▶ **Directions for this task**: Of the lines in the entries below, state how many hold the word "accent". Say nothing else.

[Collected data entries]
*****

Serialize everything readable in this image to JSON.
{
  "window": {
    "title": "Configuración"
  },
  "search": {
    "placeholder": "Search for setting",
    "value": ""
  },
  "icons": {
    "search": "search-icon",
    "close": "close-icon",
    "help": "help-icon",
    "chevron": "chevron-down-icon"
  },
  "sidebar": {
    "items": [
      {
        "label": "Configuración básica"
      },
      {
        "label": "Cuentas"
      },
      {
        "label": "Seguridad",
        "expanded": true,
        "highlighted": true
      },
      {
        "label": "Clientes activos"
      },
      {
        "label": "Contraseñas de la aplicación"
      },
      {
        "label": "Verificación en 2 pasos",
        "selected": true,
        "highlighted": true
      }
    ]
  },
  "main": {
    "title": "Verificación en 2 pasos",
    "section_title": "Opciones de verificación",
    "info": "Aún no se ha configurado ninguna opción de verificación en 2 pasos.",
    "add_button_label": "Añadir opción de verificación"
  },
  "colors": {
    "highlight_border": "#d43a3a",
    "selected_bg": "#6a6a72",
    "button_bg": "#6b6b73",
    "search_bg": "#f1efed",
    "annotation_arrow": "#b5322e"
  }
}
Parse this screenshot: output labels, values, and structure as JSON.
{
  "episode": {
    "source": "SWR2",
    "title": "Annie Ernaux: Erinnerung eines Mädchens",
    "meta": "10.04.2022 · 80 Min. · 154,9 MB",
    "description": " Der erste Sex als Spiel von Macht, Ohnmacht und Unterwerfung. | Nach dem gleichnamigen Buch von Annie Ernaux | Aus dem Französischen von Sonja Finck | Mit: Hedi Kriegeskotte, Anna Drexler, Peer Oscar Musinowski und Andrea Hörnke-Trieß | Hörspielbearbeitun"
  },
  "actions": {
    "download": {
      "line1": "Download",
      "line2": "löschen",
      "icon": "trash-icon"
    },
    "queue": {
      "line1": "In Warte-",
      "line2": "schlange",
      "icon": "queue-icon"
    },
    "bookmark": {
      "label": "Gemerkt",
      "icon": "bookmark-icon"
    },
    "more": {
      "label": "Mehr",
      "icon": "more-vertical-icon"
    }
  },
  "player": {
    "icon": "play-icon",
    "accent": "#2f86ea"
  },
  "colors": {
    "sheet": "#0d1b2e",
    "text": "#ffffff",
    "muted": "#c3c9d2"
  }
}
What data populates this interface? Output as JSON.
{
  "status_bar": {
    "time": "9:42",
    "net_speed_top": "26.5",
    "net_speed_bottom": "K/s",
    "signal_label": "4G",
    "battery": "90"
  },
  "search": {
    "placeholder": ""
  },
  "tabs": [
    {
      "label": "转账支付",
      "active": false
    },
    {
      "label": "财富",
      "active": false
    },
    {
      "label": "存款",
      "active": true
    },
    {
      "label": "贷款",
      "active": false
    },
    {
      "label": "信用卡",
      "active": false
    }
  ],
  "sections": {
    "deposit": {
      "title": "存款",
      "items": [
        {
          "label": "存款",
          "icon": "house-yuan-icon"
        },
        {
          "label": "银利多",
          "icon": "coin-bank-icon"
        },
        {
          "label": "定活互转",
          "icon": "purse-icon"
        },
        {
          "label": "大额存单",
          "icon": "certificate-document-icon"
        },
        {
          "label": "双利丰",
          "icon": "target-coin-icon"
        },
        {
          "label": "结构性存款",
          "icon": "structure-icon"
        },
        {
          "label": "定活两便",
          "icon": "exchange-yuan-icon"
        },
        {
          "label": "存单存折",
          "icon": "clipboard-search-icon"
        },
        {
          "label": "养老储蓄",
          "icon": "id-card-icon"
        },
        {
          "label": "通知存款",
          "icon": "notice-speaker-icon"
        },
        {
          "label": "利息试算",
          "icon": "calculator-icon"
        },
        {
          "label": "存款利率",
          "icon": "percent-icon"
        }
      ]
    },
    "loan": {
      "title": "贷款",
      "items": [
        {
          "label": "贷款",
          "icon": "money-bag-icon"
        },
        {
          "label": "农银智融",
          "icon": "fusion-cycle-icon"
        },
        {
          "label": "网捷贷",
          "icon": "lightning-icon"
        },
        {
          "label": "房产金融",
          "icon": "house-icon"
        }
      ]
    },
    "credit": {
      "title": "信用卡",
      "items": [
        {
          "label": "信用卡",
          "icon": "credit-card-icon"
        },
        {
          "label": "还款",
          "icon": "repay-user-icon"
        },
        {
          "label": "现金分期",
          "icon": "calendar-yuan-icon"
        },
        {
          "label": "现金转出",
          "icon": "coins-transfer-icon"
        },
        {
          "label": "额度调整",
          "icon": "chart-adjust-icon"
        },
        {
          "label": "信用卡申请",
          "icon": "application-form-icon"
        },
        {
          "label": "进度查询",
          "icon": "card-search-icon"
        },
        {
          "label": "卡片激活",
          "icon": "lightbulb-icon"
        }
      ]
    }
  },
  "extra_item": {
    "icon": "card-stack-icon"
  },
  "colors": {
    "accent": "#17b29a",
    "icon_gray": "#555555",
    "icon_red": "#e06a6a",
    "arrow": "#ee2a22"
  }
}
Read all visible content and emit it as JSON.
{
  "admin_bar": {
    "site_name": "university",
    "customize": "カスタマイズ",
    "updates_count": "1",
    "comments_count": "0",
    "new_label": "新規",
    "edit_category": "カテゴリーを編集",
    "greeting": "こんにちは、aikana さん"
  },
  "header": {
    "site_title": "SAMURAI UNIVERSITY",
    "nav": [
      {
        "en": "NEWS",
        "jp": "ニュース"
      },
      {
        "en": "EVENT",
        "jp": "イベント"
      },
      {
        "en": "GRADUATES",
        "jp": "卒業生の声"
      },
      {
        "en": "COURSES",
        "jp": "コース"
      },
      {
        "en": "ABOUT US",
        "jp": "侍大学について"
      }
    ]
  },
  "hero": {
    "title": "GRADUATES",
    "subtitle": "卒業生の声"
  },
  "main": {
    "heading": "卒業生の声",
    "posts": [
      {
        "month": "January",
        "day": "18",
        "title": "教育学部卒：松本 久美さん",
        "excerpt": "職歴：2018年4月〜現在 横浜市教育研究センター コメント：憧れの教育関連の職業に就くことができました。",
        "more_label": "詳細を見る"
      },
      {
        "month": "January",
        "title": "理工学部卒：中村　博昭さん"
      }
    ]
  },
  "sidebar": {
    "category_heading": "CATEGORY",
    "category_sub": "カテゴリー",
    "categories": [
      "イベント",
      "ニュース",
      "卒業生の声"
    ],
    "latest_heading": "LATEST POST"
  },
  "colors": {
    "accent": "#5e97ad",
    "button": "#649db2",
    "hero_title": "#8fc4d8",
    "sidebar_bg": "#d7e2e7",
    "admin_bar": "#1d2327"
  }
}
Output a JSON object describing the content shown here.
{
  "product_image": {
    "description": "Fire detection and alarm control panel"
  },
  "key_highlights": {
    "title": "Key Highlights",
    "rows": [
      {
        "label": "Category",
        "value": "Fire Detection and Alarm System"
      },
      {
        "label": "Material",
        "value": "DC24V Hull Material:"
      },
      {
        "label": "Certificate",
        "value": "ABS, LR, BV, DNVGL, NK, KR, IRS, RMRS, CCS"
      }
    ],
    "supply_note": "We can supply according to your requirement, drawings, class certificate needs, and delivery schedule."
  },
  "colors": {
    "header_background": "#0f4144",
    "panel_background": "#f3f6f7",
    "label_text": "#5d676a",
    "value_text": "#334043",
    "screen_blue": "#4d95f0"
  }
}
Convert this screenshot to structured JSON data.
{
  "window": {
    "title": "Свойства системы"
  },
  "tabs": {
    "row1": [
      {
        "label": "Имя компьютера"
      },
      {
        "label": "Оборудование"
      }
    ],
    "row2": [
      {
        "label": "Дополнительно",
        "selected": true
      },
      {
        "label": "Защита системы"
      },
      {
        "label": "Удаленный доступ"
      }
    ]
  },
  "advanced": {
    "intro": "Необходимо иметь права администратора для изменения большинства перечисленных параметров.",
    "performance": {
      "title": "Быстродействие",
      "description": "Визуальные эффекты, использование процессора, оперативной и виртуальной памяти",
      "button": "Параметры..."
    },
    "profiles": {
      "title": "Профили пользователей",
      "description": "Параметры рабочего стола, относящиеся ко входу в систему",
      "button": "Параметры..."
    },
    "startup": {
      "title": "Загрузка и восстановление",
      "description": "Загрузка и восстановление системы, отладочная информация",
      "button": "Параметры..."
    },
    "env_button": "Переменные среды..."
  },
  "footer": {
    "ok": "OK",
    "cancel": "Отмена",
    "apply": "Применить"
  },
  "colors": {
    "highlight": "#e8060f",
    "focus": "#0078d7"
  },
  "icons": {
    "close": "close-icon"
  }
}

*****

▶ **Result for this task**: 3